:: Extrait retenu ::

Début janvier, Michel Reckinger a succédé au président sortant Nicolas Buck à la tête de l’Union des Entreprises Luxembourgeoises (UEL). C'est la première fois qu'un représentant de l'artisanat assume cette responsabilité. Ce mandat signifie également que M. Reckinger démissionnera de la présidence de la Fédération des Artisans lors de la prochaine Assemblée générale de celle-ci.

On s'est entretenu avec le nouveau président de l’UEL sur ses priorités et sur les défis auxquels les entreprises sont actuellement confrontées.

 

Nicolas Buck a démissionné de la présidence de l’UEL après 18 mois. Les organisations membres s'étaient mises d'accord sur un successeur en octobre de l'année dernière.  Qu’est-ce qui vous a amené à accepter ce mandat ?

Nicolas Buck a décidé de se concentrer davantage sur son entreprise. C'est une décision tout à fait légitime. Nous ne sommes pas des politiciens professionnels ou des syndicalistes qui peuvent assumer leur mandat à plein temps. Le conseil d'administration de l'UEL, comme tous les conseils d’associations d'employeurs, est composé de bénévoles qui ont aussi la responsabilité de leurs entreprises et de leurs salariés.

La présidence de l’UEL implique une grande responsabilité et demande un niveau d'engagement correspondant. Entre employeurs, nous avons cependant conscience de l'importance de l'engagement bénévole des entrepreneurs pour l’économie, pour l’emploi et pour notre société.  

Je suis convaincu que le Luxembourg se trouve à une croisée de chemins qui déterminera la direction dans laquelle le pays va se évoluer et s’il nous sera possible maintenir notre position privilégiée en Europe. C'est à cela que je veux contribuer, ensemble avec mes collègues.   

Vous êtes le premier représentant du secteur de l'artisanat à occuper ce poste.  Est-ce que les secteurs organisés au sein de l’UEL sont-ils toujours alignés ou y a-t-il également parfois de intérêts divergents ?

:::

Consigne 1 —
Répondez aux questions suivantes d'après l'extrait sur la présidence de l'UEL.
(a) Qui Michel Reckinger a-t-il remplacé à la tête de l'UEL ?
(b) Au bout de combien de mois Nicolas Buck a-t-il démissionné de la présidence ?
(c) En quel mois les organisations membres s'étaient-elles mises d'accord sur un successeur ?

:: Liste à traiter ::

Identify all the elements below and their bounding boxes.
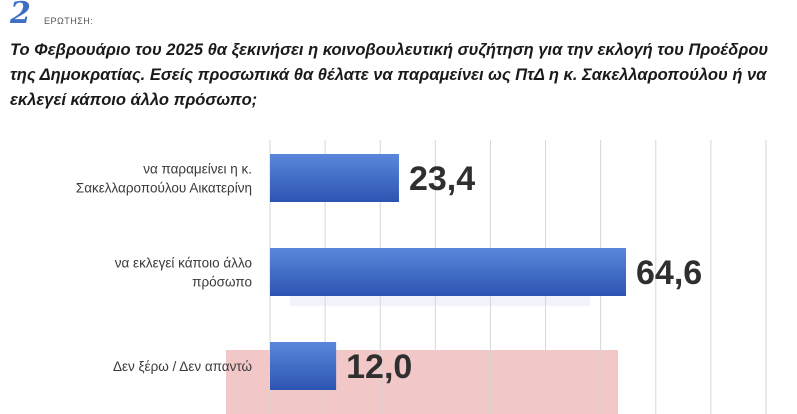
category-label-line: Σακελλαροπούλου Αικατερίνη: [76, 181, 252, 196]
category-labels: να παραμείνει η κ. Σακελλαροπούλου Αικατε…: [76, 162, 252, 375]
question-number: 2: [10, 0, 31, 31]
category-label-line: να παραμείνει η κ.: [143, 162, 252, 177]
bar: [270, 248, 627, 296]
value-label: 12,0: [346, 348, 412, 386]
category-label: να εκλεγεί κάποιο άλλο πρόσωπο: [115, 256, 252, 290]
question-label: ΕΡΩΤΗΣΗ:: [44, 16, 94, 26]
bar: [270, 342, 337, 390]
category-label: Δεν ξέρω / Δεν απαντώ: [113, 359, 252, 374]
category-label-line: Δεν ξέρω / Δεν απαντώ: [113, 359, 252, 374]
chart-bars: [270, 154, 627, 390]
value-label: 64,6: [636, 254, 702, 292]
category-label-line: να εκλεγεί κάποιο άλλο: [115, 256, 252, 271]
category-label: να παραμείνει η κ. Σακελλαροπούλου Αικατε…: [76, 162, 252, 196]
question-text: Το Φεβρουάριο του 2025 θα ξεκινήσει η κο…: [10, 41, 769, 109]
bar: [270, 154, 399, 202]
value-labels: 23,4 64,6 12,0: [346, 160, 702, 386]
value-label: 23,4: [409, 160, 475, 198]
category-label-line: πρόσωπο: [192, 275, 252, 290]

:::

Consigne 2 — Recopiez sans rien changer la partie de la liste qui commence par la ligne contenant "181, 252, 196]" et se termine par la ligne contenant "category-label-line: να εκλεγεί", ces deux lignes comprises.

Réponse attendue 1 —
(a) Nicolas Buck.
(b) Au bout de 18 mois.
(c) En octobre de l'année dernière.

Réponse attendue 2 —
category-label-line: Σακελλαροπούλου Αικατερίνη: [76, 181, 252, 196]
category-labels: να παραμείνει η κ. Σακελλαροπούλου Αικατε…: [76, 162, 252, 375]
question-number: 2: [10, 0, 31, 31]
category-label-line: να παραμείνει η κ.: [143, 162, 252, 177]
bar: [270, 248, 627, 296]
value-label: 12,0: [346, 348, 412, 386]
category-label: να εκλεγεί κάποιο άλλο πρόσωπο: [115, 256, 252, 290]
question-label: ΕΡΩΤΗΣΗ:: [44, 16, 94, 26]
bar: [270, 342, 337, 390]
category-label: Δεν ξέρω / Δεν απαντώ: [113, 359, 252, 374]
category-label-line: Δεν ξέρω / Δεν απαντώ: [113, 359, 252, 374]
chart-bars: [270, 154, 627, 390]
value-label: 64,6: [636, 254, 702, 292]
category-label-line: να εκλεγεί κάποιο άλλο: [115, 256, 252, 271]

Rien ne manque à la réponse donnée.